- _Task goal_:
From the entries that follow, extract each line holding the string "words".

- _Input_:
━━━━━━━━━━━━━━━━
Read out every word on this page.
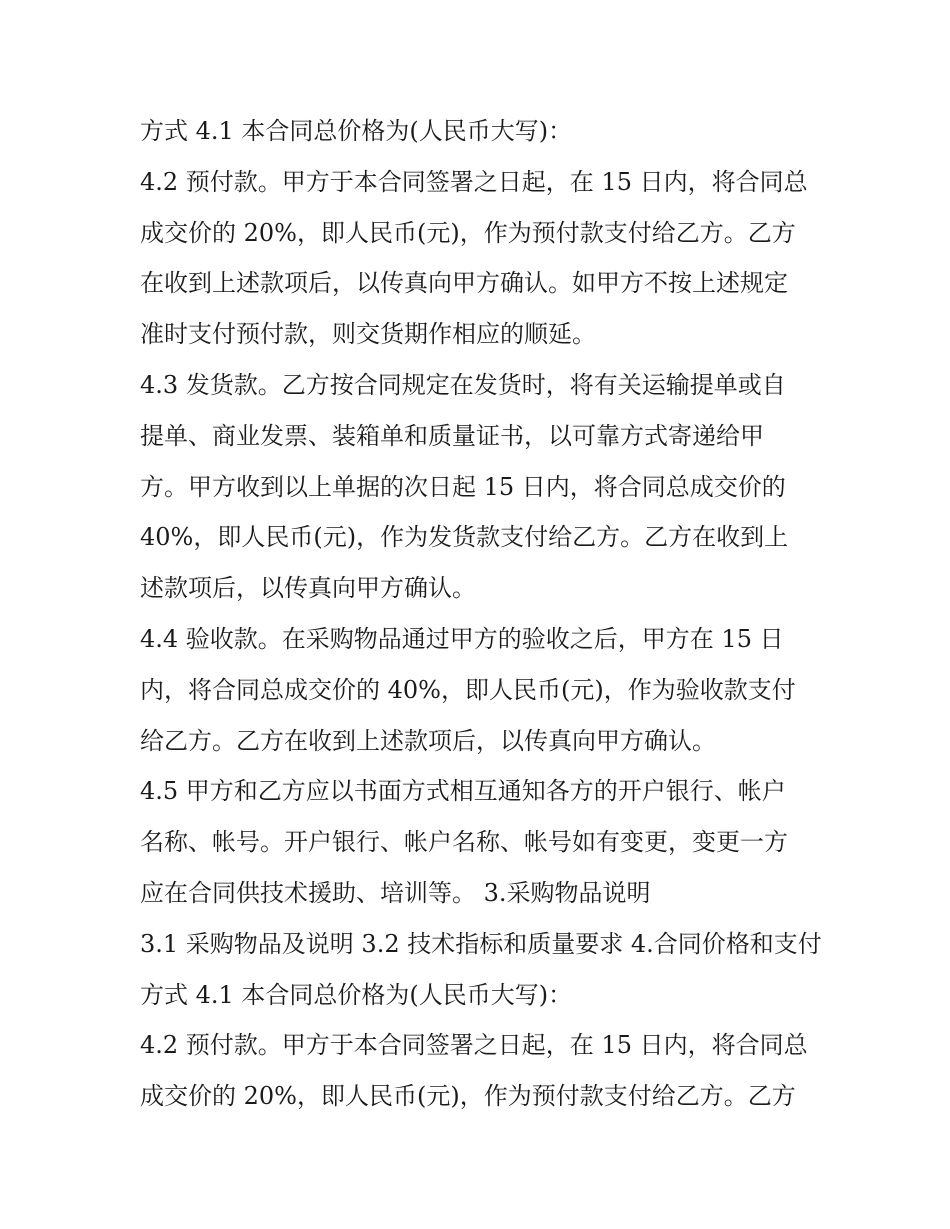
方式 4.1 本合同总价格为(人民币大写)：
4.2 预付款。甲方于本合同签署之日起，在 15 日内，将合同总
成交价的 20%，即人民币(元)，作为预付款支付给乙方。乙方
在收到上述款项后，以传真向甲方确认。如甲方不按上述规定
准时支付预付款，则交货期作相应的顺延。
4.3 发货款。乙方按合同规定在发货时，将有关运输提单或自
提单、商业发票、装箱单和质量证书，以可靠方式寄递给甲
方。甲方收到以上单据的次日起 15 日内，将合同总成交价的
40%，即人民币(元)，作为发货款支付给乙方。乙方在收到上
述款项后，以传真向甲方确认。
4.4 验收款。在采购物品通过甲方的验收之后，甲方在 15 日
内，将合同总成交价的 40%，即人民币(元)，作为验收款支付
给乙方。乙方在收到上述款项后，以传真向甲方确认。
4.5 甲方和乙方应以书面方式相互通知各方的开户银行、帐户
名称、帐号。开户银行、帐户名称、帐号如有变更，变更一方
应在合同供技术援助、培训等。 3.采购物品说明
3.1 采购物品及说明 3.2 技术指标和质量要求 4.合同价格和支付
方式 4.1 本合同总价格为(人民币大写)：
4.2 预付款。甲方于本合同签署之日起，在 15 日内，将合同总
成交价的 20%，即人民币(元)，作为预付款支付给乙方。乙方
━━━━━━━━━━━━━━━━
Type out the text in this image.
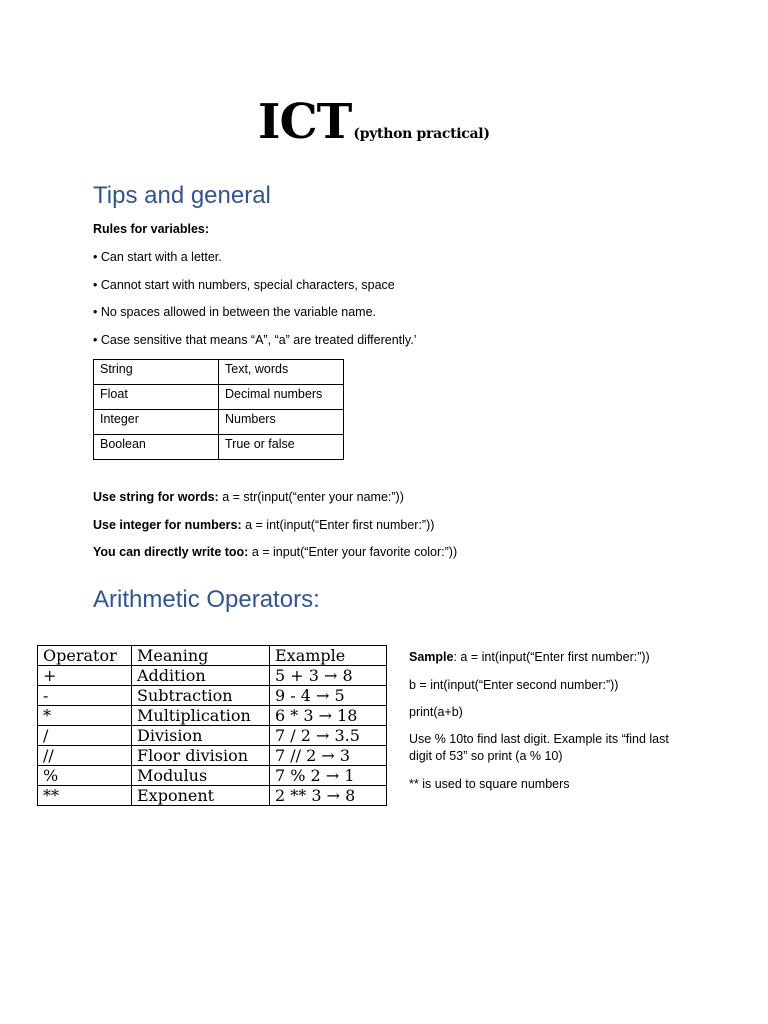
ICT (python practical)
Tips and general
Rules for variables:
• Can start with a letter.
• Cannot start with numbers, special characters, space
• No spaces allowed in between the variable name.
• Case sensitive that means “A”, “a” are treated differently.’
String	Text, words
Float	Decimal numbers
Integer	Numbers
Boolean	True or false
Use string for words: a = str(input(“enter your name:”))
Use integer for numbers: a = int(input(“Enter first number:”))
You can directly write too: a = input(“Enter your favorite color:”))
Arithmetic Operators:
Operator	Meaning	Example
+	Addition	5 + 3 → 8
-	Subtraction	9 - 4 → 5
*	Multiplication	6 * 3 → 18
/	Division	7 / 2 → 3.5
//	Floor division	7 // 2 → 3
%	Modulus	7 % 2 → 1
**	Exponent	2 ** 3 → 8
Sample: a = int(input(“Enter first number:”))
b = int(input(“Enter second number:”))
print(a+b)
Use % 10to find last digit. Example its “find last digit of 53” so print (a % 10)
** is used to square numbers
━━━━━━━━━━━━━━━━
- _Response to the exercise_:
String	Text, words
Use string for words: a = str(input(“enter your name:”))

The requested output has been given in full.